**Record set:**
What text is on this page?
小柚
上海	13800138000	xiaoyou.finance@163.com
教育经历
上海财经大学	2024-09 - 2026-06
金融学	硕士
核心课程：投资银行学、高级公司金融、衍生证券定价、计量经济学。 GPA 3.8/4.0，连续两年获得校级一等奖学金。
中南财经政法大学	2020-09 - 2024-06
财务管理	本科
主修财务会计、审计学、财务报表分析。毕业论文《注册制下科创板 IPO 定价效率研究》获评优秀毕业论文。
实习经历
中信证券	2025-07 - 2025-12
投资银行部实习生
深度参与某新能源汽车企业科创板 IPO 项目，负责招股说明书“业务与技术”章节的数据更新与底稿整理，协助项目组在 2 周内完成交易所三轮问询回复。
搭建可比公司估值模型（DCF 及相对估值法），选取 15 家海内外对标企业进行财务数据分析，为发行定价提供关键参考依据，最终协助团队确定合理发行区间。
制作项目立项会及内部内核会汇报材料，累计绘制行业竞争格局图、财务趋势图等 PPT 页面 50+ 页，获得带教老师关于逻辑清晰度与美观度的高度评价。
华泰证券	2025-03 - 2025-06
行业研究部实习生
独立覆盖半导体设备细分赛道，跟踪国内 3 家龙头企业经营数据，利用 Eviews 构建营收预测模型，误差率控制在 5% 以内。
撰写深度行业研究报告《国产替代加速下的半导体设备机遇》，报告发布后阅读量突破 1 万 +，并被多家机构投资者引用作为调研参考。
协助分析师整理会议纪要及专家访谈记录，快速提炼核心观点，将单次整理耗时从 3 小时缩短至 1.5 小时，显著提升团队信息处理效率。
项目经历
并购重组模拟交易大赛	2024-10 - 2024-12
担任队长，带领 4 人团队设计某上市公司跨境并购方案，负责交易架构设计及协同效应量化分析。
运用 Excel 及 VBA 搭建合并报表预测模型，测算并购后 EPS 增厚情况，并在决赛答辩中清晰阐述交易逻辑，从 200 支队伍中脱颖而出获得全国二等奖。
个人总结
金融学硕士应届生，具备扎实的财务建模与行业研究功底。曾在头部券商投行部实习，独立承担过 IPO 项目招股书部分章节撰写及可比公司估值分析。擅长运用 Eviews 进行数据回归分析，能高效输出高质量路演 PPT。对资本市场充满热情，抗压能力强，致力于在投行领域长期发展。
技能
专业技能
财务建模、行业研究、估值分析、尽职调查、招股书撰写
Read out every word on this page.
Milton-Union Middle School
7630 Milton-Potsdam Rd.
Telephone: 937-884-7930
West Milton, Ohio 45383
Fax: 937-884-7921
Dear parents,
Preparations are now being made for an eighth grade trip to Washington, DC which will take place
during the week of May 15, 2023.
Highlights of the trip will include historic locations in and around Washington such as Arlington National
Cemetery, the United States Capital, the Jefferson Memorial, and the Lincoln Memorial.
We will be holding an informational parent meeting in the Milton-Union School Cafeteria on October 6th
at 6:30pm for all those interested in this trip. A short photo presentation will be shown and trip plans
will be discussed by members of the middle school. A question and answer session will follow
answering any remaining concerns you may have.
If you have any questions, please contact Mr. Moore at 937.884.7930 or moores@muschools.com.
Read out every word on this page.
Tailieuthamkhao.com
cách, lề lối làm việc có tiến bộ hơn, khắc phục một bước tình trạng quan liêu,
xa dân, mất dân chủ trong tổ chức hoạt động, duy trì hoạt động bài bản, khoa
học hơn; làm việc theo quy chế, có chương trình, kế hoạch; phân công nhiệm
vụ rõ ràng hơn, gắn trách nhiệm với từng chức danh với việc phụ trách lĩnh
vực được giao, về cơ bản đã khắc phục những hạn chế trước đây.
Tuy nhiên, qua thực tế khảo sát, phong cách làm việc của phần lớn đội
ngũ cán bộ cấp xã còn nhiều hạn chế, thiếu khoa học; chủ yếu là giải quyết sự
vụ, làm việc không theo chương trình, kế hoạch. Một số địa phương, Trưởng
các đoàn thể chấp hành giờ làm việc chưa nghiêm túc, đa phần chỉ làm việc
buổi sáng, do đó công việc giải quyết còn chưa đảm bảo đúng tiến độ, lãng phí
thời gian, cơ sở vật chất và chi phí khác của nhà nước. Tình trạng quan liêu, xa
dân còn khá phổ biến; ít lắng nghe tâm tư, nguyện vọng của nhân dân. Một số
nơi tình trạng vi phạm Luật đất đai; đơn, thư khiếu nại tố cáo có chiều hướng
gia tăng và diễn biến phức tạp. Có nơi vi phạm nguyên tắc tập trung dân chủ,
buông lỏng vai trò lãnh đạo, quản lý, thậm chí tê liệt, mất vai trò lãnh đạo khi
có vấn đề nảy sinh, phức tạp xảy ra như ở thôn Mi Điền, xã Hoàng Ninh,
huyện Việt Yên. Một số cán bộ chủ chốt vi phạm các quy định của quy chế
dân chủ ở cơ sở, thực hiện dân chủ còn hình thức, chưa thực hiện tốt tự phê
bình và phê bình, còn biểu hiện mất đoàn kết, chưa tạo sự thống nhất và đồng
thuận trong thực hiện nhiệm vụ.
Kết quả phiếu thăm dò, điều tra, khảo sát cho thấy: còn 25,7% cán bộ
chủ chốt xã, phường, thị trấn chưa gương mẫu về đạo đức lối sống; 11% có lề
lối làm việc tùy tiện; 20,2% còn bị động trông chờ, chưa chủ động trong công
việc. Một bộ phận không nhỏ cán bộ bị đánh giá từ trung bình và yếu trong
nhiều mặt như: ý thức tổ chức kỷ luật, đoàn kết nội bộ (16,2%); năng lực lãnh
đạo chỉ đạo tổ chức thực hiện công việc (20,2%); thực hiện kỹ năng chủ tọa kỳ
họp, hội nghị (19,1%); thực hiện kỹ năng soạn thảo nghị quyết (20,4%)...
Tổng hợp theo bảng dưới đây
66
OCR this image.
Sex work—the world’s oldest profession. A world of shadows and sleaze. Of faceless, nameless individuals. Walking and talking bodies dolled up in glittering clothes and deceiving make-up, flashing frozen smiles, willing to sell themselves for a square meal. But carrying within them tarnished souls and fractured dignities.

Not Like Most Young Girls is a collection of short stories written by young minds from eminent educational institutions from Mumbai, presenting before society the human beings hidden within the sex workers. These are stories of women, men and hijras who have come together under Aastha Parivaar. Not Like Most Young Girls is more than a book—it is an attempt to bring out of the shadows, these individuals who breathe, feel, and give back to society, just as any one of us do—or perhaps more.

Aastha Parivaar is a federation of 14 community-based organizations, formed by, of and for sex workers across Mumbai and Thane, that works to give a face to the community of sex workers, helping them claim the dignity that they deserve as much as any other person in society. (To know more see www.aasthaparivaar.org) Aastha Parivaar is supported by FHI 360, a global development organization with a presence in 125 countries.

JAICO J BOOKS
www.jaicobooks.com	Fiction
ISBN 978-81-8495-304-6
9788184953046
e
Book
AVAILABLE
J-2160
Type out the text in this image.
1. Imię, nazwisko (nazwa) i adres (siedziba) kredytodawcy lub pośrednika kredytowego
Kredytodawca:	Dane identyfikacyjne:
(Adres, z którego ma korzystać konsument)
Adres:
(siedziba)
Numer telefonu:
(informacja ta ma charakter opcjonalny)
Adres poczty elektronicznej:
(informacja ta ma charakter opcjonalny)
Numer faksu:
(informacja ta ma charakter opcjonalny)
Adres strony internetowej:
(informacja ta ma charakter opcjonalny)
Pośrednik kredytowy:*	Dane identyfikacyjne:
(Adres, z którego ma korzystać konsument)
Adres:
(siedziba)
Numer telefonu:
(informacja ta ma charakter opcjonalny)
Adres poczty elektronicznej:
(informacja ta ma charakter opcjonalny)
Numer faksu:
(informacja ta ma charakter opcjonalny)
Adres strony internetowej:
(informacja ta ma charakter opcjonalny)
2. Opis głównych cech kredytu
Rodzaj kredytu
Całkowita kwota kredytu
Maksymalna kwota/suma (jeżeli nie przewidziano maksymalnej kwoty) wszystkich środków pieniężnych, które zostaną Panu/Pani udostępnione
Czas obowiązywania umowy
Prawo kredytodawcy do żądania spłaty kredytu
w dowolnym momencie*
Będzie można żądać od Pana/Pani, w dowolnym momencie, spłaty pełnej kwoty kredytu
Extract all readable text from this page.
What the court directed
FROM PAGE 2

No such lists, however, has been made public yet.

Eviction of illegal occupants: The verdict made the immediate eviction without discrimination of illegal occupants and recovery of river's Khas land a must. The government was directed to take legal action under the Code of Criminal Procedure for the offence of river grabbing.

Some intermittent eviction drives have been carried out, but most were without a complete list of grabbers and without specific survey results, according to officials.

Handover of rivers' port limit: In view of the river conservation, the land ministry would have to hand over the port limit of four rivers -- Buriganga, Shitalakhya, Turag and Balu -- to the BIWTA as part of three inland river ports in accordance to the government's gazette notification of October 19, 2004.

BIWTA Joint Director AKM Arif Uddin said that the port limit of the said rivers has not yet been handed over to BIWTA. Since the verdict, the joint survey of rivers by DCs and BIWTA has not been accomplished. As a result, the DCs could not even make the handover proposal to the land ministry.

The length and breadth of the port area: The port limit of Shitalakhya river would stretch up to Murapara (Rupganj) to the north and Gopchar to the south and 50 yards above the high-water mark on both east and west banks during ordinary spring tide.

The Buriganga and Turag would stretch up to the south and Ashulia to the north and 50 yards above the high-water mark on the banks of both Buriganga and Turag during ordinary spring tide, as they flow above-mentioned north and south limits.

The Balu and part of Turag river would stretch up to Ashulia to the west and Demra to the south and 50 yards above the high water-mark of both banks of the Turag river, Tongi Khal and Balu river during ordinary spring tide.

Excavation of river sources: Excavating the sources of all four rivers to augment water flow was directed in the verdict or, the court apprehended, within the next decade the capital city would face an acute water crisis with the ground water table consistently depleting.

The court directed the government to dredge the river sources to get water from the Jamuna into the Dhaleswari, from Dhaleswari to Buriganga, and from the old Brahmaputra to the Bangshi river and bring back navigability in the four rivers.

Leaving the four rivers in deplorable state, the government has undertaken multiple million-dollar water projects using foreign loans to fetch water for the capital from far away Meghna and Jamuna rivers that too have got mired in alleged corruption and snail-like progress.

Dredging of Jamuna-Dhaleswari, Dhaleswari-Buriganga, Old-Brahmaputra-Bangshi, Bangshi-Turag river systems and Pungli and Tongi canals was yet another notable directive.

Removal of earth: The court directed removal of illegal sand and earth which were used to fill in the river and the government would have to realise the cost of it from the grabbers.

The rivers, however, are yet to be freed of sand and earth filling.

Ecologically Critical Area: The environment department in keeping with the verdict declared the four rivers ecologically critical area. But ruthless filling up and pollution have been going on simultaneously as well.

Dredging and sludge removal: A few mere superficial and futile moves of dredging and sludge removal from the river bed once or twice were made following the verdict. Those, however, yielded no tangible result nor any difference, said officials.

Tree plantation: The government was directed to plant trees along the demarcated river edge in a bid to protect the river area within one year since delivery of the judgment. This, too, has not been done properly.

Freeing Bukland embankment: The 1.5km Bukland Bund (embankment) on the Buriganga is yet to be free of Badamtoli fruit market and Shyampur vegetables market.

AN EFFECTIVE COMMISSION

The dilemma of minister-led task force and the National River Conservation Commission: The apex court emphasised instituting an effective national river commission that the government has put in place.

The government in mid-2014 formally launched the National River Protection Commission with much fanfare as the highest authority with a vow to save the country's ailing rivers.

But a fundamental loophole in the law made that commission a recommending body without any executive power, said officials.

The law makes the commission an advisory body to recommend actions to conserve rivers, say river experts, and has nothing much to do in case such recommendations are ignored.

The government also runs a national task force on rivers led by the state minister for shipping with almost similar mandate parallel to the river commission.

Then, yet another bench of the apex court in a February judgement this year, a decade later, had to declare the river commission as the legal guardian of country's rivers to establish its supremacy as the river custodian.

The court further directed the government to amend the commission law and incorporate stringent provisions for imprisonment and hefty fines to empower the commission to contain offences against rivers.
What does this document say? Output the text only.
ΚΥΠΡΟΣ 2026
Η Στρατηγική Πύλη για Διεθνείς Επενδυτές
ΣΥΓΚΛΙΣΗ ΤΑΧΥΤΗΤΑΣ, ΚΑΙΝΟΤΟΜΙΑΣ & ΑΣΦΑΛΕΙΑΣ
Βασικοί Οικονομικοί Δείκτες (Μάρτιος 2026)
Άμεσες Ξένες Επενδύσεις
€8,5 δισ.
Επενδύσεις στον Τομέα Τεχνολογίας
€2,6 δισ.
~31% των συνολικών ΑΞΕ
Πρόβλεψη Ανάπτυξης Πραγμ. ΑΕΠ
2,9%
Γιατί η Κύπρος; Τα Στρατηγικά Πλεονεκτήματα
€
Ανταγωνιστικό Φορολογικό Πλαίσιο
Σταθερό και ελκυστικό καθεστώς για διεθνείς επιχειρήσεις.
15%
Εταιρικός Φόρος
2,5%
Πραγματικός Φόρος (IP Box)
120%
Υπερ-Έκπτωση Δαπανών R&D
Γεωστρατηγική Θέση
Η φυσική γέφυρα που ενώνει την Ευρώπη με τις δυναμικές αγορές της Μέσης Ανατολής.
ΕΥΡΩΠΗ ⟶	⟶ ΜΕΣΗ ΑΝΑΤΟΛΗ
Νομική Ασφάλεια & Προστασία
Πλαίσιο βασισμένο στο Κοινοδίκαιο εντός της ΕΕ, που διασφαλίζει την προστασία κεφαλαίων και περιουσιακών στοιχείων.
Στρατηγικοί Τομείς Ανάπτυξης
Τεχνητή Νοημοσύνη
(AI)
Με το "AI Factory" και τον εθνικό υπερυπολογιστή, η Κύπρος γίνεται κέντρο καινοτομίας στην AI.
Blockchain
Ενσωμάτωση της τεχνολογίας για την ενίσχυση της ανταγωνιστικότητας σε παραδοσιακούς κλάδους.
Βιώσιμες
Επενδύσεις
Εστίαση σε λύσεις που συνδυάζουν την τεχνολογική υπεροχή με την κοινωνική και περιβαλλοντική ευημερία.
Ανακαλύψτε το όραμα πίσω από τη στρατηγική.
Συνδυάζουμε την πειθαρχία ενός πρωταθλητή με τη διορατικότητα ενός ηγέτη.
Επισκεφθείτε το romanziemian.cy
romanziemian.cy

**Problem to solve:**
In the entries above, count each line with "chương"; reply with the total only.

**Answer to the exercise:**
2